Stated problem:
Every line of the material is to be repeated exactly as it stands.

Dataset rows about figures
Start

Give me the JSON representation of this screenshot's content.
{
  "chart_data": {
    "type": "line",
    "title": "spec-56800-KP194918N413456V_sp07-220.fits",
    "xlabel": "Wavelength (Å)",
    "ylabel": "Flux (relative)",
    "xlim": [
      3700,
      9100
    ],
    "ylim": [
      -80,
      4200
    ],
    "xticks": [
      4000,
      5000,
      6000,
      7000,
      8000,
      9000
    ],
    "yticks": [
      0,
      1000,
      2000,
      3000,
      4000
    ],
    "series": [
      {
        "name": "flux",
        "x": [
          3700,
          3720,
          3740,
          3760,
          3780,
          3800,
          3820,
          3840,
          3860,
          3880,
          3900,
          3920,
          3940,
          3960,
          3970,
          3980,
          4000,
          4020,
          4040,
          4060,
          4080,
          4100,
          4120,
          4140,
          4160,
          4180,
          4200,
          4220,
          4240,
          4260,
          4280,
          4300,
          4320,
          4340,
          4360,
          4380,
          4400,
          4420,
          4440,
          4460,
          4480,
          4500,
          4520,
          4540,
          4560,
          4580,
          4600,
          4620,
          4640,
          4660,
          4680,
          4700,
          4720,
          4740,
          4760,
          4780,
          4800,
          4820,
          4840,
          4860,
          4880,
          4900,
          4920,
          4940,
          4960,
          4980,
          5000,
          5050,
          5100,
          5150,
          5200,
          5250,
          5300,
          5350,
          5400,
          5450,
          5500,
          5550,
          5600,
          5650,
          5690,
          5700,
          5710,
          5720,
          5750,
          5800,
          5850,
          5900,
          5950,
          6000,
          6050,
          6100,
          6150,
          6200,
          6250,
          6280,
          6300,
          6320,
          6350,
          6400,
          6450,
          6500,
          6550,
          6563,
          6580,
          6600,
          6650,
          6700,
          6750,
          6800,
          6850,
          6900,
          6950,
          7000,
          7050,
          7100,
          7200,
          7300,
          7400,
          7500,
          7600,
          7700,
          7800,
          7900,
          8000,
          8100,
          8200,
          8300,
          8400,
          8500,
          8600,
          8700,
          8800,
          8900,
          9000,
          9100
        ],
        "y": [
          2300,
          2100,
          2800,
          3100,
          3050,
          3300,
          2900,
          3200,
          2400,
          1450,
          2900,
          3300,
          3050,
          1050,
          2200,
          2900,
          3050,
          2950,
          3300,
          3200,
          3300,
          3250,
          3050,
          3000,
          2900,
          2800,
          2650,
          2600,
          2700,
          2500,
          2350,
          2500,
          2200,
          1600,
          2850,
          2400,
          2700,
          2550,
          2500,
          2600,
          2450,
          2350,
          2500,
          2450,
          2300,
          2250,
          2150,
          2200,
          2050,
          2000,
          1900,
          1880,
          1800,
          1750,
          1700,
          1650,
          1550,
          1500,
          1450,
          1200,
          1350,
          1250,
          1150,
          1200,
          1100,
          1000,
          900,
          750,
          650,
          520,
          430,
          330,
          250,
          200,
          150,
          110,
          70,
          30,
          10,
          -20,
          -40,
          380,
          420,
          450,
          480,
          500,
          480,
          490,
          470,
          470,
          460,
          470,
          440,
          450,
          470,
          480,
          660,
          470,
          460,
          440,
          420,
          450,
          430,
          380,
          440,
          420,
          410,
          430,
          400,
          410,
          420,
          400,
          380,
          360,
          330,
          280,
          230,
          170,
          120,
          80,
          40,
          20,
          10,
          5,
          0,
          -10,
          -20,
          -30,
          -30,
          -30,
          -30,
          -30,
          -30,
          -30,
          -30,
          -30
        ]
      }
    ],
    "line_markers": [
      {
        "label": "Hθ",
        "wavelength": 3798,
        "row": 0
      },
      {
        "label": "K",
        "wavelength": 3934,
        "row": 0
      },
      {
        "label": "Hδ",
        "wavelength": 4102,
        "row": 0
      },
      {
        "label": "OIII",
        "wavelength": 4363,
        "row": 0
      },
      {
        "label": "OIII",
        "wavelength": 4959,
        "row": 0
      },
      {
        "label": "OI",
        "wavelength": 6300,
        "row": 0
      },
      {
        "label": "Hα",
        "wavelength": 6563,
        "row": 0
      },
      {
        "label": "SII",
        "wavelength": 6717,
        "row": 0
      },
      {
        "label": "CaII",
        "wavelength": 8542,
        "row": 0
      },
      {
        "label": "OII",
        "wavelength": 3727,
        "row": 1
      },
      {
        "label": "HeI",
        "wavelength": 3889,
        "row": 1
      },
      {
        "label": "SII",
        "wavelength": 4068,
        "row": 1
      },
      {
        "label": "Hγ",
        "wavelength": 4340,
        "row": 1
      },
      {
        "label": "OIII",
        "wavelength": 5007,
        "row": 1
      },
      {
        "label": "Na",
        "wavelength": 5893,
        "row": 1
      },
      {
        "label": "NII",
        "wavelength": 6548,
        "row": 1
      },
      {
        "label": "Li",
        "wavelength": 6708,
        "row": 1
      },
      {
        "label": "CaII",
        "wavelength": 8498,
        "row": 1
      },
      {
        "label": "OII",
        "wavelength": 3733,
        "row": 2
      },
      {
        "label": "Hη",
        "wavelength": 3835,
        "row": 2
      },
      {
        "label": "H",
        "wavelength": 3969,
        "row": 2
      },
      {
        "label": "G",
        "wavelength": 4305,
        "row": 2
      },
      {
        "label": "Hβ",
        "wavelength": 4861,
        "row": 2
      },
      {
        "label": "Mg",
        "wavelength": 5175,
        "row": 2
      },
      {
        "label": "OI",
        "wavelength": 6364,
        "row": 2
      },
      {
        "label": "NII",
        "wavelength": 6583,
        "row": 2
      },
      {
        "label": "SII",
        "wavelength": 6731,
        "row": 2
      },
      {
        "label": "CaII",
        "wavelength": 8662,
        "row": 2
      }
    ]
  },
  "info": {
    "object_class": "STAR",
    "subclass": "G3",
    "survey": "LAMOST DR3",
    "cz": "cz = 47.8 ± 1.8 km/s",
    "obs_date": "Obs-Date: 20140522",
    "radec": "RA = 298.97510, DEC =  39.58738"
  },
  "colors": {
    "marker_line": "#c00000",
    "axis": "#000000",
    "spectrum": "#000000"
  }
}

End

The answer:
Give me the JSON representation of this screenshot's content.
{
  "chart_data": {
    "type": "line",
    "title": "spec-56800-KP194918N413456V_sp07-220.fits",
    "xlabel": "Wavelength (Å)",
    "ylabel": "Flux (relative)",
    "xlim": [
      3700,
      9100
    ],
    "ylim": [
      -80,
      4200
    ],
    "xticks": [
      4000,
      5000,
      6000,
      7000,
      8000,
      9000
    ],
    "yticks": [
      0,
      1000,
      2000,
      3000,
      4000
    ],
    "series": [
      {
        "name": "flux",
        "x": [
          3700,
          3720,
          3740,
          3760,
          3780,
          3800,
          3820,
          3840,
          3860,
          3880,
          3900,
          3920,
          3940,
          3960,
          3970,
          3980,
          4000,
          4020,
          4040,
          4060,
          4080,
          4100,
          4120,
          4140,
          4160,
          4180,
          4200,
          4220,
          4240,
          4260,
          4280,
          4300,
          4320,
          4340,
          4360,
          4380,
          4400,
          4420,
          4440,
          4460,
          4480,
          4500,
          4520,
          4540,
          4560,
          4580,
          4600,
          4620,
          4640,
          4660,
          4680,
          4700,
          4720,
          4740,
          4760,
          4780,
          4800,
          4820,
          4840,
          4860,
          4880,
          4900,
          4920,
          4940,
          4960,
          4980,
          5000,
          5050,
          5100,
          5150,
          5200,
          5250,
          5300,
          5350,
          5400,
          5450,
          5500,
          5550,
          5600,
          5650,
          5690,
          5700,
          5710,
          5720,
          5750,
          5800,
          5850,
          5900,
          5950,
          6000,
          6050,
          6100,
          6150,
          6200,
          6250,
          6280,
          6300,
          6320,
          6350,
          6400,
          6450,
          6500,
          6550,
          6563,
          6580,
          6600,
          6650,
          6700,
          6750,
          6800,
          6850,
          6900,
          6950,
          7000,
          7050,
          7100,
          7200,
          7300,
          7400,
          7500,
          7600,
          7700,
          7800,
          7900,
          8000,
          8100,
          8200,
          8300,
          8400,
          8500,
          8600,
          8700,
          8800,
          8900,
          9000,
          9100
        ],
        "y": [
          2300,
          2100,
          2800,
          3100,
          3050,
          3300,
          2900,
          3200,
          2400,
          1450,
          2900,
          3300,
          3050,
          1050,
          2200,
          2900,
          3050,
          2950,
          3300,
          3200,
          3300,
          3250,
          3050,
          3000,
          2900,
          2800,
          2650,
          2600,
          2700,
          2500,
          2350,
          2500,
          2200,
          1600,
          2850,
          2400,
          2700,
          2550,
          2500,
          2600,
          2450,
          2350,
          2500,
          2450,
          2300,
          2250,
          2150,
          2200,
          2050,
          2000,
          1900,
          1880,
          1800,
          1750,
          1700,
          1650,
          1550,
          1500,
          1450,
          1200,
          1350,
          1250,
          1150,
          1200,
          1100,
          1000,
          900,
          750,
          650,
          520,
          430,
          330,
          250,
          200,
          150,
          110,
          70,
          30,
          10,
          -20,
          -40,
          380,
          420,
          450,
          480,
          500,
          480,
          490,
          470,
          470,
          460,
          470,
          440,
          450,
          470,
          480,
          660,
          470,
          460,
          440,
          420,
          450,
          430,
          380,
          440,
          420,
          410,
          430,
          400,
          410,
          420,
          400,
          380,
          360,
          330,
          280,
          230,
          170,
          120,
          80,
          40,
          20,
          10,
          5,
          0,
          -10,
          -20,
          -30,
          -30,
          -30,
          -30,
          -30,
          -30,
          -30,
          -30,
          -30
        ]
      }
    ],
    "line_markers": [
      {
        "label": "Hθ",
        "wavelength": 3798,
        "row": 0
      },
      {
        "label": "K",
        "wavelength": 3934,
        "row": 0
      },
      {
        "label": "Hδ",
        "wavelength": 4102,
        "row": 0
      },
      {
        "label": "OIII",
        "wavelength": 4363,
        "row": 0
      },
      {
        "label": "OIII",
        "wavelength": 4959,
        "row": 0
      },
      {
        "label": "OI",
        "wavelength": 6300,
        "row": 0
      },
      {
        "label": "Hα",
        "wavelength": 6563,
        "row": 0
      },
      {
        "label": "SII",
        "wavelength": 6717,
        "row": 0
      },
      {
        "label": "CaII",
        "wavelength": 8542,
        "row": 0
      },
      {
        "label": "OII",
        "wavelength": 3727,
        "row": 1
      },
      {
        "label": "HeI",
        "wavelength": 3889,
        "row": 1
      },
      {
        "label": "SII",
        "wavelength": 4068,
        "row": 1
      },
      {
        "label": "Hγ",
        "wavelength": 4340,
        "row": 1
      },
      {
        "label": "OIII",
        "wavelength": 5007,
        "row": 1
      },
      {
        "label": "Na",
        "wavelength": 5893,
        "row": 1
      },
      {
        "label": "NII",
        "wavelength": 6548,
        "row": 1
      },
      {
        "label": "Li",
        "wavelength": 6708,
        "row": 1
      },
      {
        "label": "CaII",
        "wavelength": 8498,
        "row": 1
      },
      {
        "label": "OII",
        "wavelength": 3733,
        "row": 2
      },
      {
        "label": "Hη",
        "wavelength": 3835,
        "row": 2
      },
      {
        "label": "H",
        "wavelength": 3969,
        "row": 2
      },
      {
        "label": "G",
        "wavelength": 4305,
        "row": 2
      },
      {
        "label": "Hβ",
        "wavelength": 4861,
        "row": 2
      },
      {
        "label": "Mg",
        "wavelength": 5175,
        "row": 2
      },
      {
        "label": "OI",
        "wavelength": 6364,
        "row": 2
      },
      {
        "label": "NII",
        "wavelength": 6583,
        "row": 2
      },
      {
        "label": "SII",
        "wavelength": 6731,
        "row": 2
      },
      {
        "label": "CaII",
        "wavelength": 8662,
        "row": 2
      }
    ]
  },
  "info": {
    "object_class": "STAR",
    "subclass": "G3",
    "survey": "LAMOST DR3",
    "cz": "cz = 47.8 ± 1.8 km/s",
    "obs_date": "Obs-Date: 20140522",
    "radec": "RA = 298.97510, DEC =  39.58738"
  },
  "colors": {
    "marker_line": "#c00000",
    "axis": "#000000",
    "spectrum": "#000000"
  }
}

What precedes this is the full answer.